CHALLENGE: From the entries below, list each line with "Estimated".

--

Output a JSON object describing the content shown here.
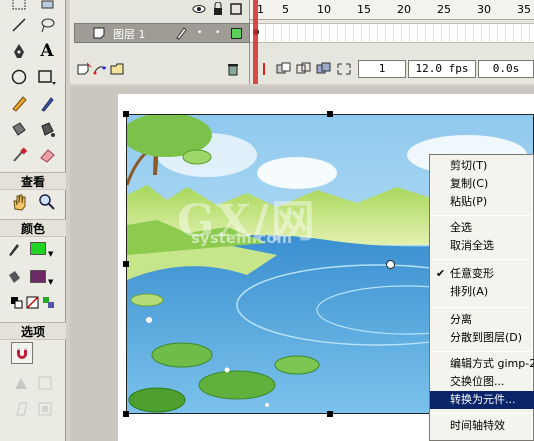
{
  "tools": {
    "view_label": "查看",
    "colors_label": "颜色",
    "options_label": "选项",
    "stroke_color": "#22d422",
    "fill_color": "#6b2a66",
    "items": [
      "arrow-tool",
      "subselect-tool",
      "line-tool",
      "lasso-tool",
      "pen-tool",
      "text-tool",
      "oval-tool",
      "rectangle-tool",
      "pencil-tool",
      "brush-tool",
      "ink-bottle-tool",
      "paint-bucket-tool",
      "eyedropper-tool",
      "eraser-tool",
      "hand-tool",
      "zoom-tool"
    ],
    "text_tool_glyph": "A"
  },
  "timeline": {
    "layer_name": "图层 1",
    "frame_numbers": [
      "1",
      "5",
      "10",
      "15",
      "20",
      "25",
      "30",
      "35"
    ],
    "current_frame": "1",
    "frame_rate": "12.0 fps",
    "elapsed_time": "0.0s"
  },
  "context_menu": {
    "items": [
      {
        "label": "剪切(T)",
        "checked": false,
        "selected": false
      },
      {
        "label": "复制(C)",
        "checked": false,
        "selected": false
      },
      {
        "label": "粘贴(P)",
        "checked": false,
        "selected": false
      },
      {
        "label": "全选",
        "checked": false,
        "selected": false
      },
      {
        "label": "取消全选",
        "checked": false,
        "selected": false
      },
      {
        "label": "任意变形",
        "checked": true,
        "selected": false
      },
      {
        "label": "排列(A)",
        "checked": false,
        "selected": false
      },
      {
        "label": "分离",
        "checked": false,
        "selected": false
      },
      {
        "label": "分散到图层(D)",
        "checked": false,
        "selected": false
      },
      {
        "label": "编辑方式 gimp-2",
        "checked": false,
        "selected": false
      },
      {
        "label": "交换位图...",
        "checked": false,
        "selected": false
      },
      {
        "label": "转换为元件...",
        "checked": false,
        "selected": true
      },
      {
        "label": "时间轴特效",
        "checked": false,
        "selected": false
      }
    ],
    "checkmark_glyph": "✔"
  },
  "watermark": {
    "big": "GX/网",
    "small": "system.com"
  }
}
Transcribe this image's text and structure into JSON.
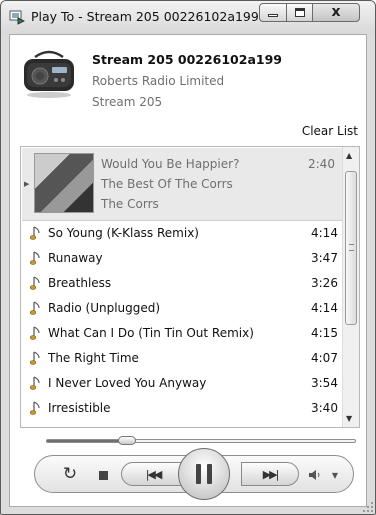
{
  "window": {
    "title": "Play To - Stream 205 00226102a199",
    "close_glyph": "x"
  },
  "device": {
    "name": "Stream 205 00226102a199",
    "manufacturer": "Roberts Radio Limited",
    "model": "Stream 205",
    "icon": "radio-icon"
  },
  "actions": {
    "clear_list": "Clear List"
  },
  "now_playing": {
    "title": "Would You Be Happier?",
    "album": "The Best Of The Corrs",
    "artist": "The Corrs",
    "duration": "2:40"
  },
  "playlist": [
    {
      "title": "So Young (K-Klass Remix)",
      "duration": "4:14"
    },
    {
      "title": "Runaway",
      "duration": "3:47"
    },
    {
      "title": "Breathless",
      "duration": "3:26"
    },
    {
      "title": "Radio (Unplugged)",
      "duration": "4:14"
    },
    {
      "title": "What Can I Do (Tin Tin Out Remix)",
      "duration": "4:15"
    },
    {
      "title": "The Right Time",
      "duration": "4:07"
    },
    {
      "title": "I Never Loved You Anyway",
      "duration": "3:54"
    },
    {
      "title": "Irresistible",
      "duration": "3:40"
    }
  ],
  "playback": {
    "progress_fraction": 0.26,
    "state": "playing"
  },
  "colors": {
    "now_playing_background": "#e9e9e9",
    "secondary_text": "#707070"
  }
}
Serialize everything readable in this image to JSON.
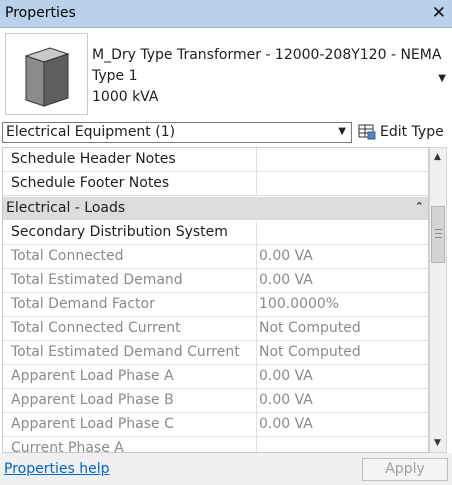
{
  "window": {
    "title": "Properties"
  },
  "type_selector": {
    "family": "M_Dry Type Transformer - 12000-208Y120 - NEMA",
    "type": "Type 1",
    "rating": "1000 kVA"
  },
  "category_selector": {
    "value": "Electrical Equipment (1)"
  },
  "edit_type_label": "Edit Type",
  "rows": [
    {
      "name": "Schedule Header Notes",
      "value": ""
    },
    {
      "name": "Schedule Footer Notes",
      "value": ""
    }
  ],
  "group": {
    "name": "Electrical - Loads"
  },
  "rows2": [
    {
      "name": "Secondary Distribution System",
      "value": ""
    },
    {
      "name": "Total Connected",
      "value": "0.00 VA"
    },
    {
      "name": "Total Estimated Demand",
      "value": "0.00 VA"
    },
    {
      "name": "Total Demand Factor",
      "value": "100.0000%"
    },
    {
      "name": "Total Connected Current",
      "value": "Not Computed"
    },
    {
      "name": "Total Estimated Demand Current",
      "value": "Not Computed"
    },
    {
      "name": "Apparent Load Phase A",
      "value": "0.00 VA"
    },
    {
      "name": "Apparent Load Phase B",
      "value": "0.00 VA"
    },
    {
      "name": "Apparent Load Phase C",
      "value": "0.00 VA"
    },
    {
      "name": "Current Phase A",
      "value": ""
    }
  ],
  "footer": {
    "help_link": "Properties help",
    "apply_label": "Apply"
  }
}
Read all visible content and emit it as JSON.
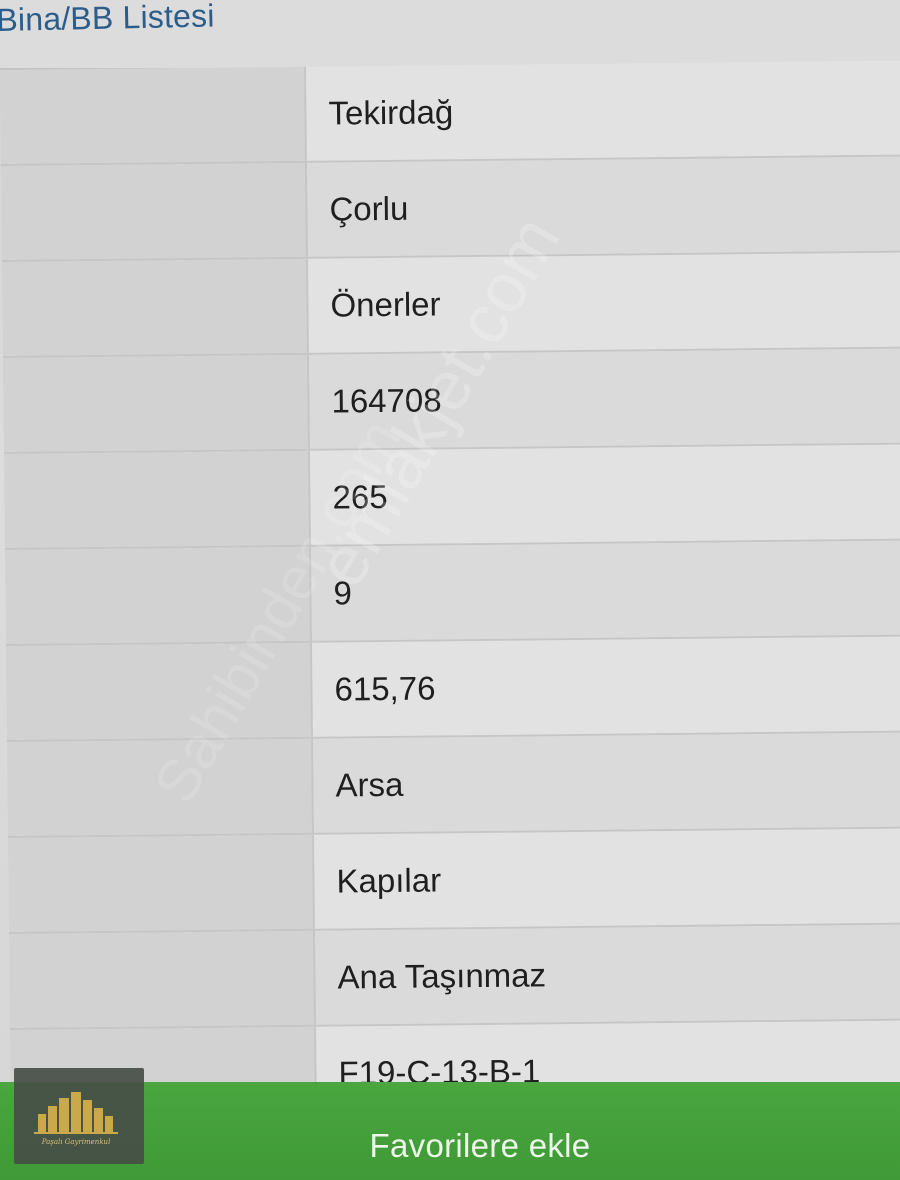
{
  "header": {
    "title": "Bina/BB Listesi"
  },
  "table": {
    "rows": [
      {
        "value": "Tekirdağ"
      },
      {
        "value": "Çorlu"
      },
      {
        "value": "Önerler"
      },
      {
        "value": "164708"
      },
      {
        "value": "265"
      },
      {
        "value": "9"
      },
      {
        "value": "615,76"
      },
      {
        "value": "Arsa"
      },
      {
        "value": "Kapılar"
      },
      {
        "value": "Ana Taşınmaz"
      },
      {
        "value": "F19-C-13-B-1"
      }
    ]
  },
  "actions": {
    "favorites_label": "Favorilere ekle"
  },
  "watermark": {
    "text": "emlakjet.com",
    "secondary": "Sahibinden.com"
  },
  "logo": {
    "text": "Paşalı Gayrimenkul"
  },
  "colors": {
    "header_title": "#2b5c8a",
    "favorites_bar": "#45a03b"
  }
}
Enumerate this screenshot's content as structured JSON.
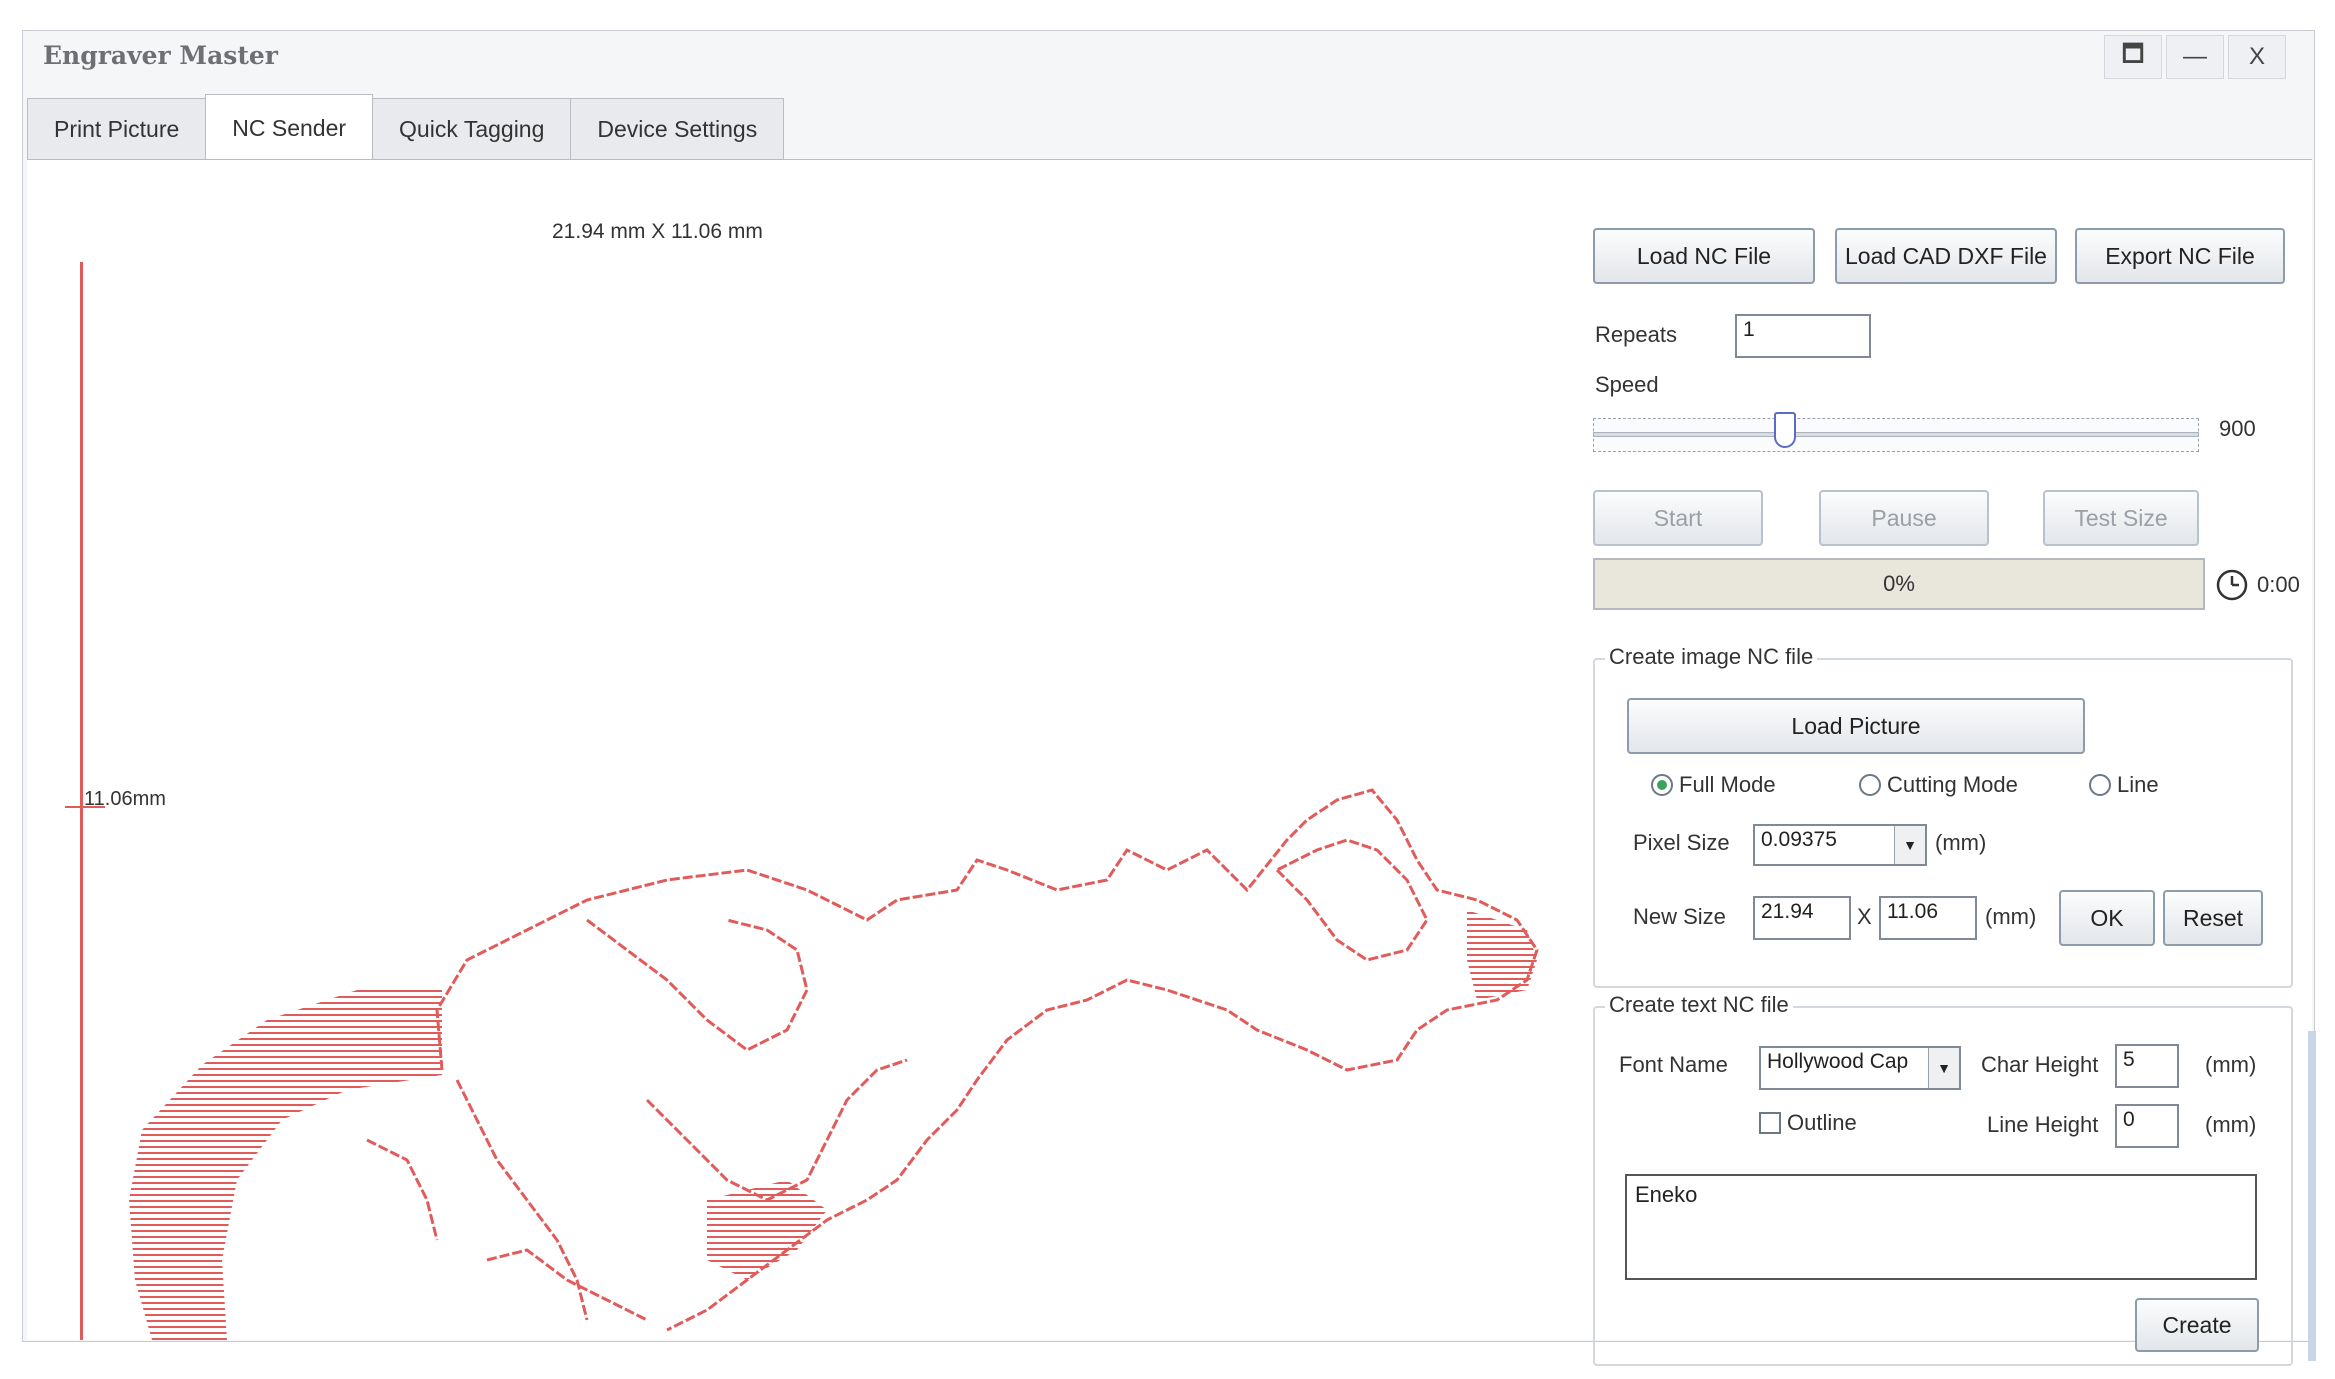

--

SOLUTION BELOW:
      "name": "Total Estimated Demand",
      "name": "Total Estimated Demand Current",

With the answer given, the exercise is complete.